- **ENTRIES SHOWN**:

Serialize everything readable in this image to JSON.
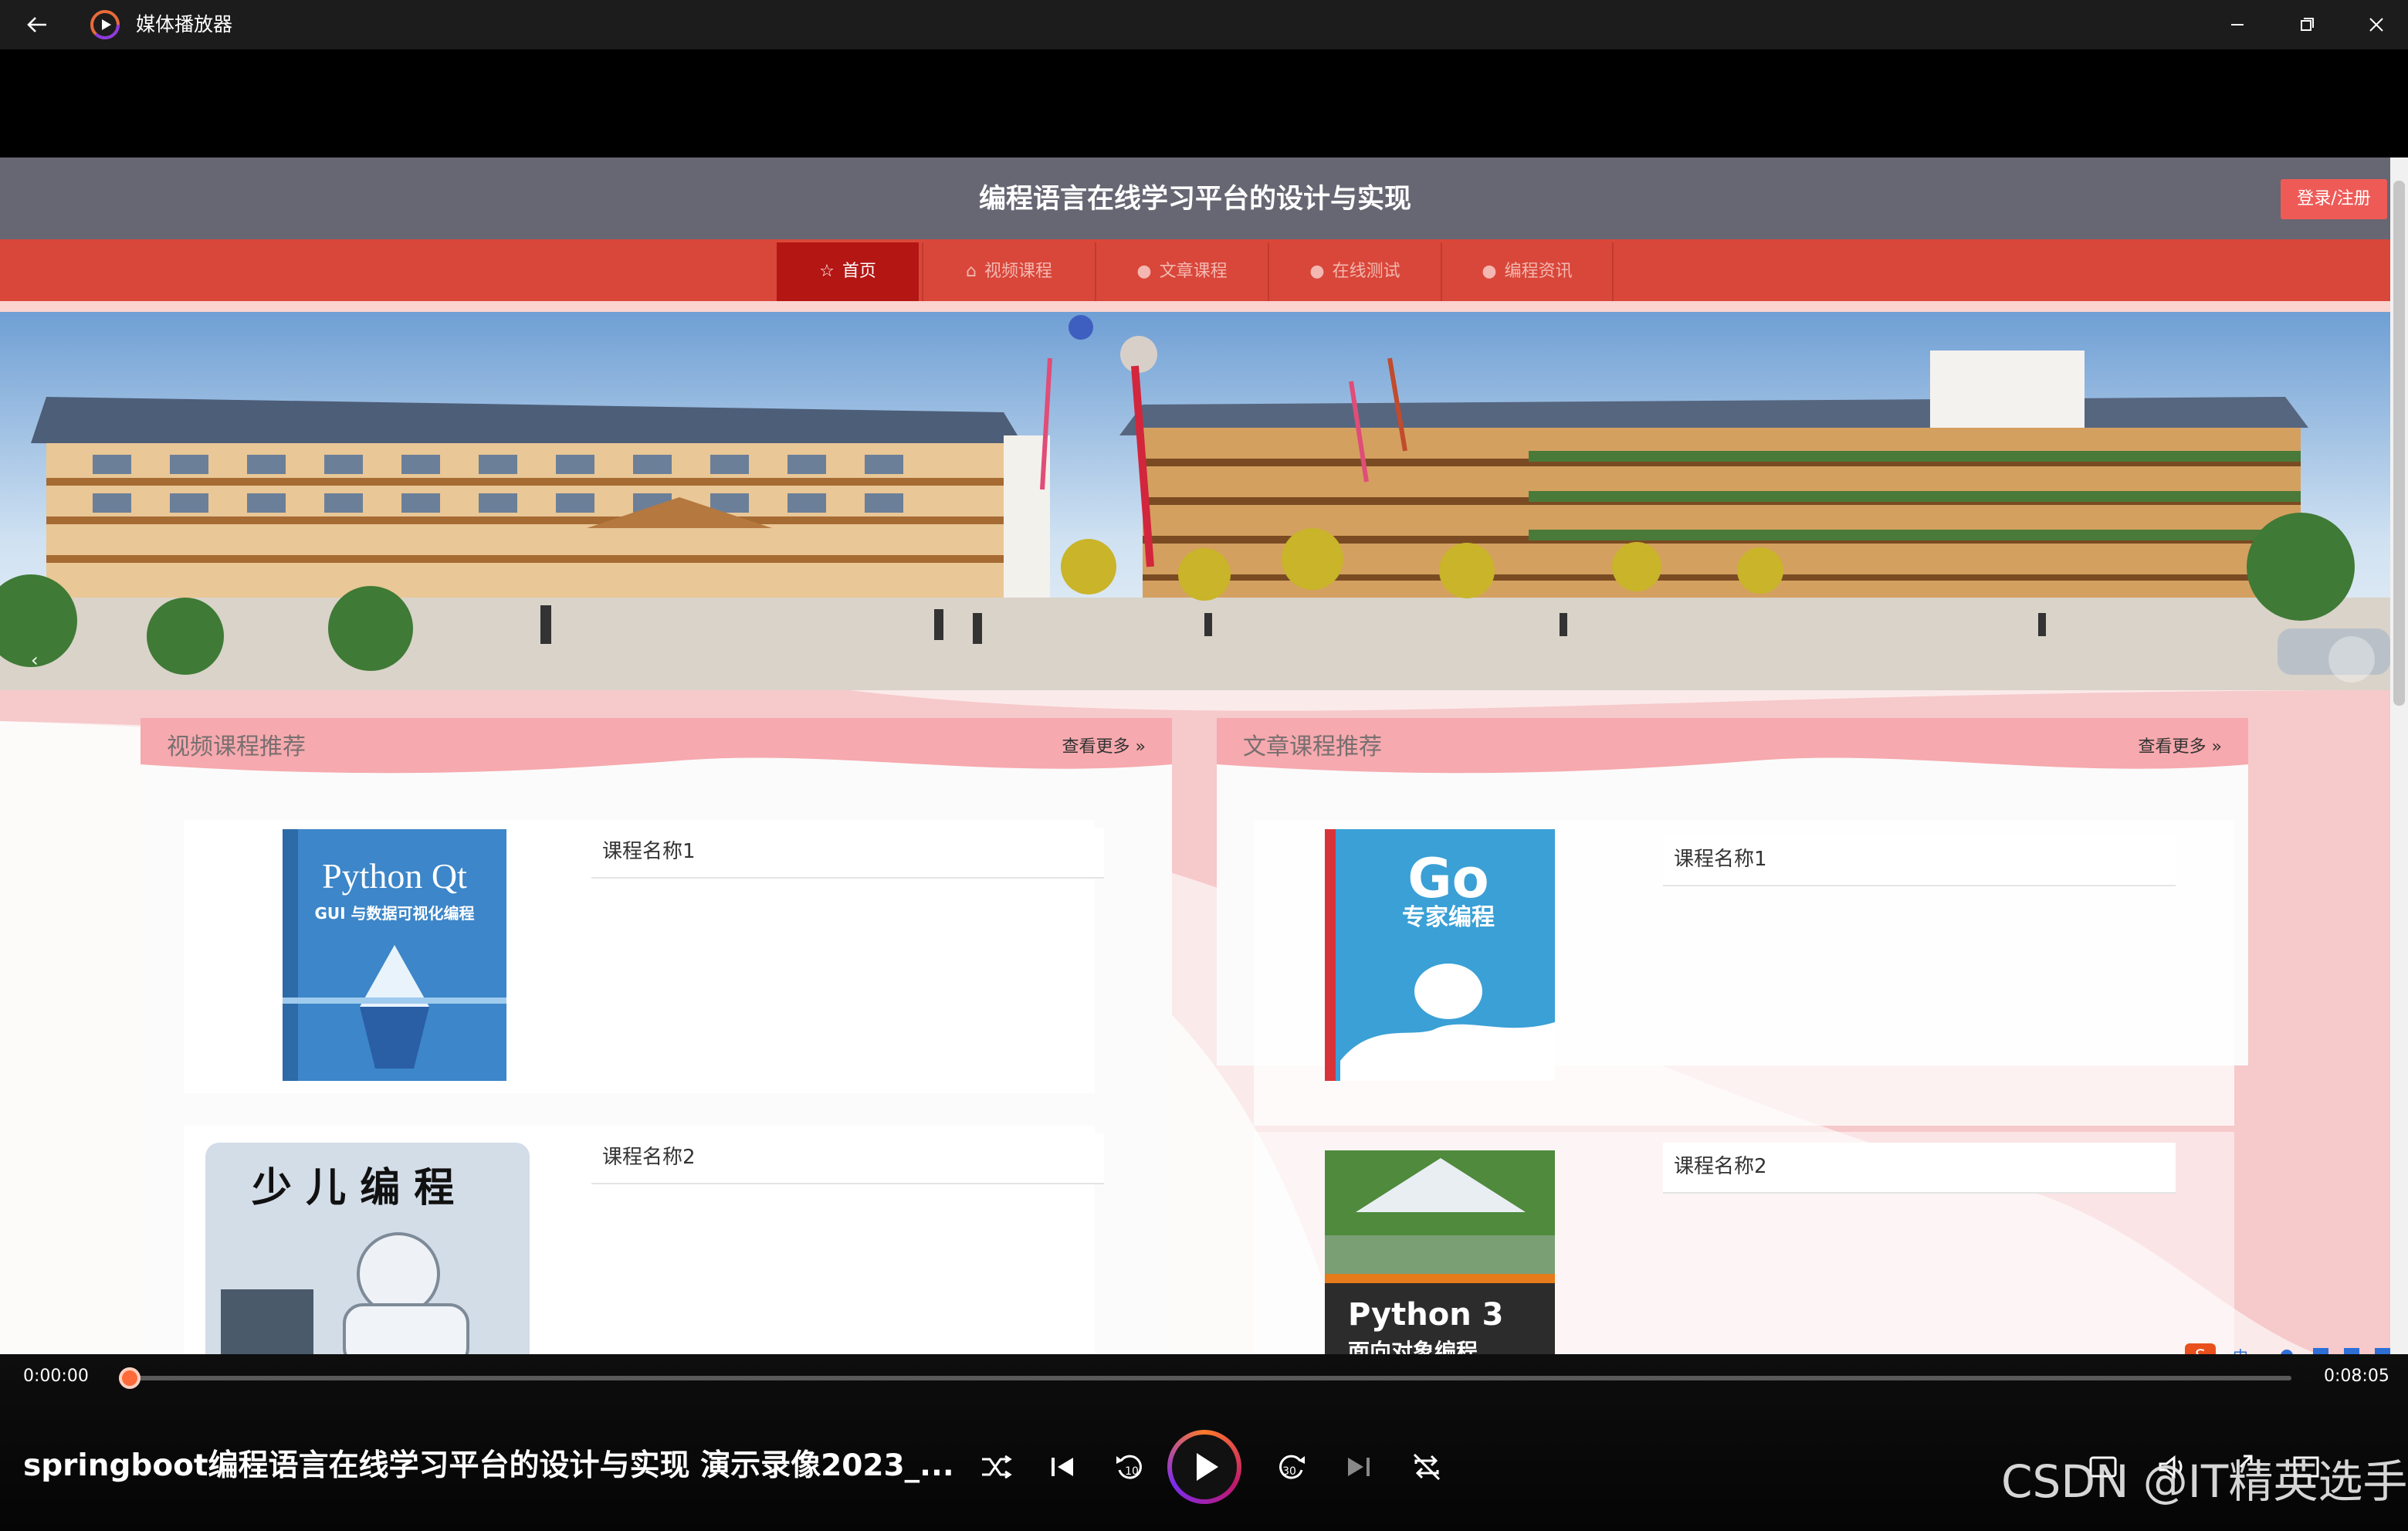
{
  "app": {
    "title": "媒体播放器"
  },
  "site": {
    "title": "编程语言在线学习平台的设计与实现",
    "login": "登录/注册",
    "nav": [
      {
        "label": "首页",
        "icon": "star-icon"
      },
      {
        "label": "视频课程",
        "icon": "bag-icon"
      },
      {
        "label": "文章课程",
        "icon": "info-icon"
      },
      {
        "label": "在线测试",
        "icon": "question-icon"
      },
      {
        "label": "编程资讯",
        "icon": "info-icon"
      }
    ],
    "sections": [
      {
        "title": "视频课程推荐",
        "more": "查看更多 »",
        "items": [
          {
            "name": "课程名称1",
            "cover": "Python Qt",
            "subtitle": "GUI 与数据可视化编程"
          },
          {
            "name": "课程名称2",
            "cover": "少儿编程"
          }
        ]
      },
      {
        "title": "文章课程推荐",
        "more": "查看更多 »",
        "items": [
          {
            "name": "课程名称1",
            "cover": "Go",
            "subtitle": "专家编程"
          },
          {
            "name": "课程名称2",
            "cover": "Python 3",
            "subtitle": "面向对象编程"
          }
        ]
      }
    ]
  },
  "player": {
    "current_time": "0:00:00",
    "total_time": "0:08:05",
    "progress": 0.0,
    "media_title": "springboot编程语言在线学习平台的设计与实现  演示录像2023_...",
    "skip_back": "10",
    "skip_forward": "30"
  },
  "watermark": "CSDN @IT精英选手",
  "colors": {
    "accent": "#d9473a",
    "active_nav": "#b41613",
    "header": "#676673",
    "progress": "#ff6a3a"
  }
}
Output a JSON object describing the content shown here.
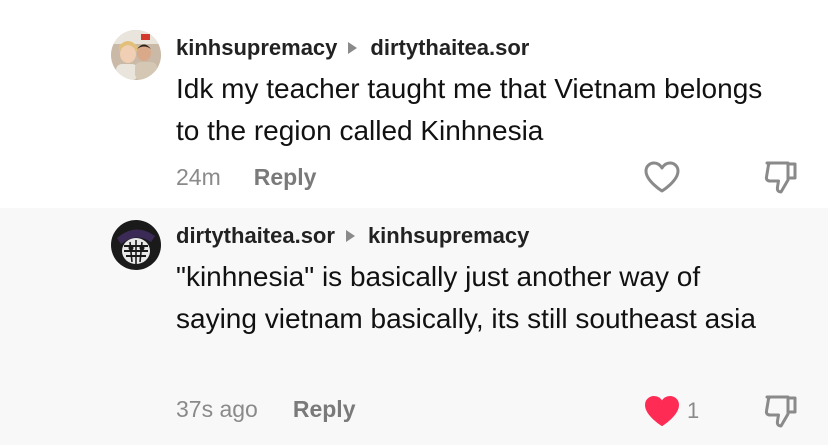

- **GIVEN EXERCISE**: With the pictures left out, transcribe the material exactly.

- **SOLVED PROBLEM**:
Serialize everything readable in this image to JSON.
{
  "app": {
    "title": "媒体播放器"
  },
  "site": {
    "title": "编程语言在线学习平台的设计与实现",
    "login": "登录/注册",
    "nav": [
      {
        "label": "首页",
        "icon": "star-icon"
      },
      {
        "label": "视频课程",
        "icon": "bag-icon"
      },
      {
        "label": "文章课程",
        "icon": "info-icon"
      },
      {
        "label": "在线测试",
        "icon": "question-icon"
      },
      {
        "label": "编程资讯",
        "icon": "info-icon"
      }
    ],
    "sections": [
      {
        "title": "视频课程推荐",
        "more": "查看更多 »",
        "items": [
          {
            "name": "课程名称1",
            "cover": "Python Qt",
            "subtitle": "GUI 与数据可视化编程"
          },
          {
            "name": "课程名称2",
            "cover": "少儿编程"
          }
        ]
      },
      {
        "title": "文章课程推荐",
        "more": "查看更多 »",
        "items": [
          {
            "name": "课程名称1",
            "cover": "Go",
            "subtitle": "专家编程"
          },
          {
            "name": "课程名称2",
            "cover": "Python 3",
            "subtitle": "面向对象编程"
          }
        ]
      }
    ]
  },
  "player": {
    "current_time": "0:00:00",
    "total_time": "0:08:05",
    "progress": 0.0,
    "media_title": "springboot编程语言在线学习平台的设计与实现  演示录像2023_...",
    "skip_back": "10",
    "skip_forward": "30"
  },
  "watermark": "CSDN @IT精英选手",
  "colors": {
    "accent": "#d9473a",
    "active_nav": "#b41613",
    "header": "#676673",
    "progress": "#ff6a3a"
  }
}
Output a JSON object describing the content shown here.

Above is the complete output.